## WHAT IS NEEDED
Copy out all of the material below word for word, leaving out the pictures.
:: RECORD SET ::
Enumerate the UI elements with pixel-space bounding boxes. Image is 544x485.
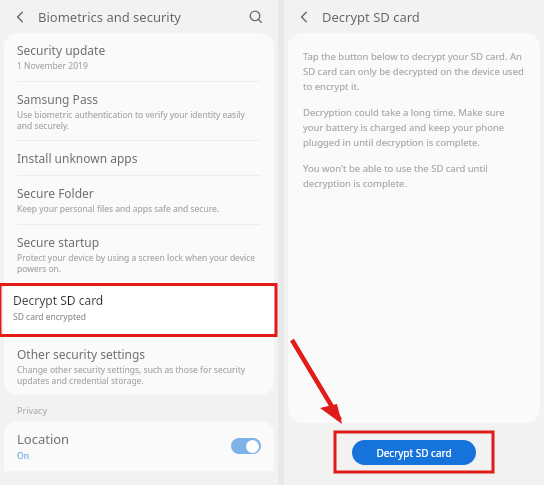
staticText: Decryption could take a long time. Make … (303, 106, 527, 149)
button[interactable]: Other security settings (4, 337, 274, 395)
staticText: Use biometric authentication to verify y… (17, 109, 245, 131)
button[interactable]: Samsung Pass (4, 82, 274, 141)
button[interactable]: Secure Folder (4, 176, 274, 225)
staticText: Biometrics and security (38, 8, 182, 26)
staticText: You won't be able to use the SD card unt… (303, 162, 527, 190)
button[interactable]: Location (4, 421, 274, 471)
staticText: Secure Folder (17, 185, 94, 201)
staticText: Protect your device by using a screen lo… (17, 252, 256, 274)
staticText: Install unknown apps (17, 150, 138, 166)
button[interactable]: Search (242, 3, 270, 31)
button[interactable]: Back (6, 3, 34, 31)
staticText: Decrypt SD card (13, 292, 104, 308)
staticText: Decrypt SD card (376, 446, 452, 460)
staticText: Privacy (17, 404, 48, 416)
button[interactable]: Decrypt SD card (4, 283, 274, 337)
button[interactable]: Security update (4, 33, 274, 82)
button[interactable]: Install unknown apps (4, 141, 274, 176)
button[interactable]: Decrypt SD card (352, 440, 476, 465)
staticText: Samsung Pass (17, 91, 99, 107)
button[interactable]: Back (290, 3, 318, 31)
staticText: Secure startup (17, 234, 100, 250)
staticText: Change other security settings, such as … (17, 364, 246, 386)
staticText: SD card encrypted (13, 311, 86, 323)
button[interactable]: Secure startup (4, 225, 274, 283)
staticText: On (17, 450, 29, 462)
staticText: Keep your personal files and apps safe a… (17, 203, 220, 215)
staticText: Other security settings (17, 346, 146, 362)
staticText: 1 November 2019 (17, 60, 88, 72)
button[interactable]: Location toggle (231, 438, 261, 454)
staticText: Location (17, 430, 70, 448)
staticText: Tap the button below to decrypt your SD … (303, 50, 527, 93)
staticText: Decrypt SD card (322, 8, 420, 26)
staticText: Security update (17, 42, 106, 58)
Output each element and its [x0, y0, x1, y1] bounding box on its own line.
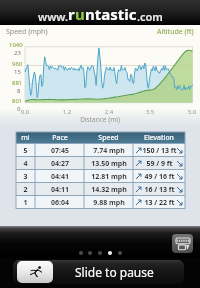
staticText: 0 — [17, 105, 21, 113]
staticText: 49 / 16 ft — [144, 172, 175, 182]
staticText: Speed (mph) — [6, 27, 48, 37]
staticText: www. — [38, 9, 68, 24]
staticText: 2 — [23, 185, 28, 195]
staticText: 1 — [23, 198, 28, 208]
staticText: 801 — [12, 97, 23, 105]
staticText: Elevation — [144, 133, 174, 143]
staticText: r — [68, 4, 75, 24]
button[interactable]: Hide keyboard — [172, 234, 193, 253]
button[interactable]: 1 — [16, 196, 185, 209]
staticText: Speed — [98, 133, 119, 143]
staticText: 150 / 13 ft — [142, 146, 177, 156]
staticText: 06:04 — [51, 198, 69, 208]
staticText: 0.0 — [18, 108, 32, 116]
staticText: ntastic — [85, 4, 137, 24]
button[interactable]: Slide to pause — [13, 260, 184, 284]
button[interactable]: 3 — [16, 170, 185, 183]
staticText: Distance (mi) — [0, 115, 200, 124]
staticText: Pace — [52, 133, 68, 143]
staticText: 07:45 — [51, 146, 69, 156]
staticText: Slide to pause — [75, 264, 154, 280]
staticText: .com — [137, 9, 163, 24]
staticText: u — [75, 4, 85, 24]
staticText: 9.88 mph — [93, 198, 125, 208]
staticText: Altitude (ft) — [157, 27, 194, 37]
button[interactable]: 5 — [16, 144, 185, 157]
staticText: 16 / 13 ft — [144, 185, 175, 195]
staticText: 8 — [17, 87, 21, 95]
staticText: 13.50 mph — [91, 159, 127, 169]
staticText: 15 — [14, 68, 21, 76]
button[interactable]: 2 — [16, 183, 185, 196]
button[interactable]: 4 — [16, 157, 185, 170]
staticText: 4 — [23, 159, 28, 169]
staticText: 13 / 22 ft — [144, 198, 175, 208]
staticText: 2.4 — [102, 108, 116, 116]
staticText: 960 — [12, 60, 23, 68]
staticText: 3.5 — [143, 108, 157, 116]
staticText: 04:27 — [51, 159, 69, 169]
staticText: 04:11 — [51, 185, 69, 195]
staticText: 12.81 mph — [91, 172, 127, 182]
staticText: 881 — [12, 79, 23, 87]
staticText: 23 — [14, 49, 21, 57]
staticText: 5 — [23, 146, 28, 156]
staticText: 5.0 — [185, 108, 199, 116]
staticText: 59 / 9 ft — [146, 159, 173, 169]
button[interactable]: Pause — [17, 261, 53, 283]
staticText: 1.2 — [60, 108, 74, 116]
staticText: 7.74 mph — [93, 146, 125, 156]
staticText: 04:41 — [51, 172, 69, 182]
staticText: 1040 — [9, 41, 23, 49]
staticText: 14.32 mph — [91, 185, 127, 195]
staticText: 3 — [23, 172, 28, 182]
staticText: mi — [21, 133, 30, 143]
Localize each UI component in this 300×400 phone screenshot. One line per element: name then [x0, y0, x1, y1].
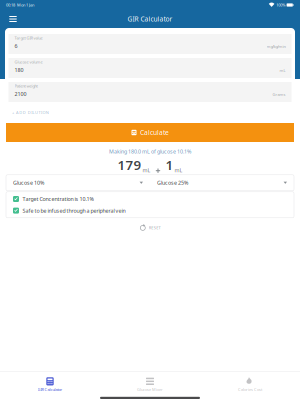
- button[interactable]: Menu: [4, 10, 22, 28]
- staticText: 180: [14, 66, 24, 74]
- staticText: mL: [142, 167, 150, 174]
- staticText: Grams: [272, 92, 286, 97]
- staticText: GIR Calculator: [128, 15, 172, 24]
- staticText: Calculate: [140, 128, 169, 137]
- staticText: Safe to be infused through a peripheral …: [22, 207, 126, 214]
- staticText: Glucose volume: [14, 59, 42, 65]
- staticText: 00:18: [6, 2, 15, 8]
- staticText: Glucose Mixer: [137, 387, 163, 392]
- staticText: Patient weight: [14, 83, 38, 89]
- staticText: Mon 1 Jan: [15, 2, 34, 8]
- staticText: 100%: [275, 2, 285, 8]
- staticText: Glucose 25%: [157, 179, 188, 186]
- button[interactable]: Glucose Mixer: [100, 372, 200, 391]
- button[interactable]: GIR Calculator: [0, 372, 100, 391]
- staticText: + ADD DILUTION: [12, 110, 49, 115]
- staticText: Target GIR value: [14, 35, 42, 41]
- button[interactable]: Glucose 25%: [150, 177, 294, 188]
- staticText: Target Concentration is 10.1%: [22, 196, 94, 203]
- staticText: Calories Cost: [238, 387, 262, 392]
- staticText: 179: [118, 156, 142, 174]
- button[interactable]: RESET: [0, 220, 300, 236]
- staticText: Glucose 10%: [13, 179, 44, 186]
- staticText: 6: [14, 42, 18, 50]
- staticText: RESET: [149, 225, 161, 230]
- button[interactable]: Calories Cost: [200, 372, 300, 391]
- staticText: mg/kg/min: [266, 44, 286, 49]
- staticText: 1: [166, 156, 174, 174]
- staticText: mL: [174, 167, 182, 174]
- staticText: mL: [280, 68, 286, 73]
- button[interactable]: Calculate: [6, 123, 294, 142]
- button[interactable]: + ADD DILUTION: [5, 102, 295, 123]
- staticText: Making 180.0 mL of glucose 10.1%: [109, 148, 191, 155]
- staticText: 2100: [14, 90, 26, 98]
- button[interactable]: Glucose 10%: [6, 177, 150, 188]
- staticText: GIR Calculator: [38, 387, 62, 392]
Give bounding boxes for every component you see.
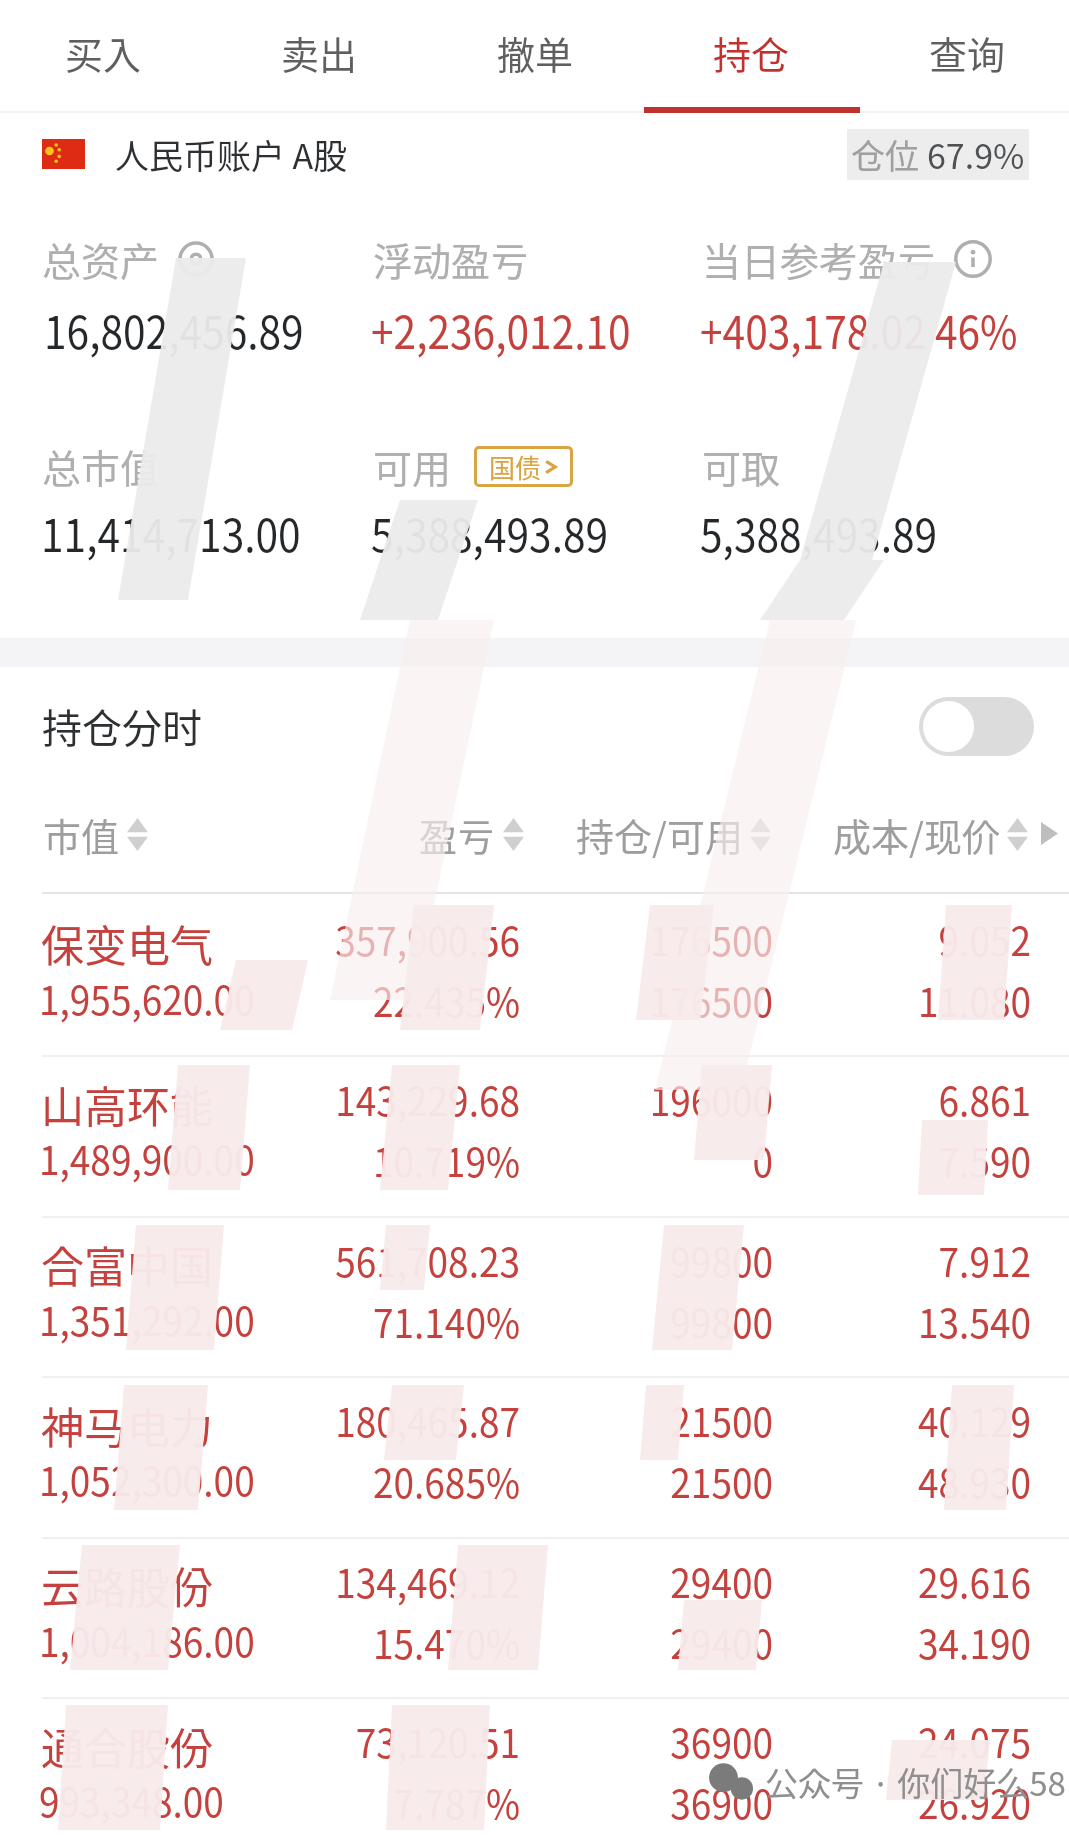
:::
## CORRECT RESPONSE
Enumerate the UI elements with pixel-space bounding boxes. Image is 544x485.
staticText: Decryption could take a long time. Make … (303, 106, 527, 149)
button[interactable]: Other security settings (4, 337, 274, 395)
staticText: Use biometric authentication to verify y… (17, 109, 245, 131)
button[interactable]: Samsung Pass (4, 82, 274, 141)
button[interactable]: Secure Folder (4, 176, 274, 225)
staticText: Biometrics and security (38, 8, 182, 26)
staticText: You won't be able to use the SD card unt… (303, 162, 527, 190)
button[interactable]: Location (4, 421, 274, 471)
staticText: Secure Folder (17, 185, 94, 201)
staticText: Protect your device by using a screen lo… (17, 252, 256, 274)
staticText: Install unknown apps (17, 150, 138, 166)
button[interactable]: Search (242, 3, 270, 31)
button[interactable]: Back (6, 3, 34, 31)
staticText: Decrypt SD card (13, 292, 104, 308)
staticText: Decrypt SD card (376, 446, 452, 460)
staticText: Privacy (17, 404, 48, 416)
button[interactable]: Decrypt SD card (4, 283, 274, 337)
button[interactable]: Security update (4, 33, 274, 82)
button[interactable]: Install unknown apps (4, 141, 274, 176)
button[interactable]: Decrypt SD card (352, 440, 476, 465)
staticText: Samsung Pass (17, 91, 99, 107)
button[interactable]: Back (290, 3, 318, 31)
staticText: Secure startup (17, 234, 100, 250)
staticText: Change other security settings, such as … (17, 364, 246, 386)
staticText: SD card encrypted (13, 311, 86, 323)
button[interactable]: Secure startup (4, 225, 274, 283)
staticText: On (17, 450, 29, 462)
staticText: Keep your personal files and apps safe a… (17, 203, 220, 215)
staticText: Other security settings (17, 346, 146, 362)
staticText: 1 November 2019 (17, 60, 88, 72)
button[interactable]: Location toggle (231, 438, 261, 454)
staticText: Location (17, 430, 70, 448)
staticText: Tap the button below to decrypt your SD … (303, 50, 527, 93)
staticText: Decrypt SD card (322, 8, 420, 26)
staticText: Security update (17, 42, 106, 58)
Output each element and its [x0, y0, x1, y1] bounding box on its own line.
staticText: 0 — [17, 105, 21, 113]
staticText: 49 / 16 ft — [144, 172, 175, 182]
staticText: Speed (mph) — [6, 27, 48, 37]
staticText: www. — [38, 9, 68, 24]
staticText: 2 — [23, 185, 28, 195]
staticText: 1 — [23, 198, 28, 208]
staticText: 801 — [12, 97, 23, 105]
staticText: Elevation — [144, 133, 174, 143]
staticText: r — [68, 4, 75, 24]
button[interactable]: Hide keyboard — [172, 234, 193, 253]
button[interactable]: 1 — [16, 196, 185, 209]
staticText: Speed — [98, 133, 119, 143]
staticText: 150 / 13 ft — [142, 146, 177, 156]
staticText: 06:04 — [51, 198, 69, 208]
staticText: 0.0 — [18, 108, 32, 116]
staticText: ntastic — [85, 4, 137, 24]
button[interactable]: Slide to pause — [13, 260, 184, 284]
button[interactable]: 3 — [16, 170, 185, 183]
staticText: Distance (mi) — [0, 115, 200, 124]
staticText: Pace — [52, 133, 68, 143]
staticText: 07:45 — [51, 146, 69, 156]
staticText: Slide to pause — [75, 264, 154, 280]
staticText: .com — [137, 9, 163, 24]
staticText: u — [75, 4, 85, 24]
staticText: 9.88 mph — [93, 198, 125, 208]
staticText: Altitude (ft) — [157, 27, 194, 37]
button[interactable]: 5 — [16, 144, 185, 157]
staticText: 16 / 13 ft — [144, 185, 175, 195]
staticText: 8 — [17, 87, 21, 95]
staticText: 13.50 mph — [91, 159, 127, 169]
staticText: 15 — [14, 68, 21, 76]
button[interactable]: 2 — [16, 183, 185, 196]
button[interactable]: 4 — [16, 157, 185, 170]
staticText: 4 — [23, 159, 28, 169]
staticText: 13 / 22 ft — [144, 198, 175, 208]
staticText: 2.4 — [102, 108, 116, 116]
staticText: 960 — [12, 60, 23, 68]
staticText: 3.5 — [143, 108, 157, 116]
staticText: 04:27 — [51, 159, 69, 169]
staticText: 04:11 — [51, 185, 69, 195]
staticText: 12.81 mph — [91, 172, 127, 182]
staticText: 881 — [12, 79, 23, 87]
staticText: 23 — [14, 49, 21, 57]
staticText: 5 — [23, 146, 28, 156]
staticText: 5.0 — [185, 108, 199, 116]
staticText: 59 / 9 ft — [146, 159, 173, 169]
button[interactable]: Pause — [17, 261, 53, 283]
staticText: 1.2 — [60, 108, 74, 116]
staticText: 7.74 mph — [93, 146, 125, 156]
staticText: 04:41 — [51, 172, 69, 182]
staticText: 1040 — [9, 41, 23, 49]
staticText: 14.32 mph — [91, 185, 127, 195]
staticText: 3 — [23, 172, 28, 182]
staticText: mi — [21, 133, 30, 143]
Localize each UI component in this 300×400 phone screenshot. One line per element: name then [x0, y0, x1, y1].
- button[interactable]: Menu: [4, 10, 22, 28]
- staticText: 180: [14, 66, 24, 74]
- staticText: mL: [142, 167, 150, 174]
- staticText: Grams: [272, 92, 286, 97]
- staticText: GIR Calculator: [128, 15, 172, 24]
- staticText: Calculate: [140, 128, 169, 137]
- staticText: Safe to be infused through a peripheral …: [22, 207, 126, 214]
- staticText: Glucose volume: [14, 59, 42, 65]
- staticText: 00:18: [6, 2, 15, 8]
- staticText: Glucose Mixer: [137, 387, 163, 392]
- staticText: Patient weight: [14, 83, 38, 89]
- staticText: Mon 1 Jan: [15, 2, 34, 8]
- staticText: 100%: [275, 2, 285, 8]
- staticText: Glucose 25%: [157, 179, 188, 186]
- button[interactable]: Glucose Mixer: [100, 372, 200, 391]
- button[interactable]: GIR Calculator: [0, 372, 100, 391]
- staticText: + ADD DILUTION: [12, 110, 49, 115]
- staticText: Target GIR value: [14, 35, 42, 41]
- button[interactable]: Glucose 25%: [150, 177, 294, 188]
- staticText: Target Concentration is 10.1%: [22, 196, 94, 203]
- staticText: Calories Cost: [238, 387, 262, 392]
- staticText: 179: [118, 156, 142, 174]
- button[interactable]: RESET: [0, 220, 300, 236]
- staticText: Glucose 10%: [13, 179, 44, 186]
- staticText: 6: [14, 42, 18, 50]
- staticText: RESET: [149, 225, 161, 230]
- button[interactable]: Calories Cost: [200, 372, 300, 391]
- staticText: mg/kg/min: [266, 44, 286, 49]
- staticText: 1: [166, 156, 174, 174]
- staticText: mL: [174, 167, 182, 174]
- staticText: mL: [280, 68, 286, 73]
- button[interactable]: Calculate: [6, 123, 294, 142]
- button[interactable]: + ADD DILUTION: [5, 102, 295, 123]
- staticText: Making 180.0 mL of glucose 10.1%: [109, 148, 191, 155]
- staticText: 2100: [14, 90, 26, 98]
- button[interactable]: Glucose 10%: [6, 177, 150, 188]
- staticText: GIR Calculator: [38, 387, 62, 392]
Give bounding boxes for every component you see.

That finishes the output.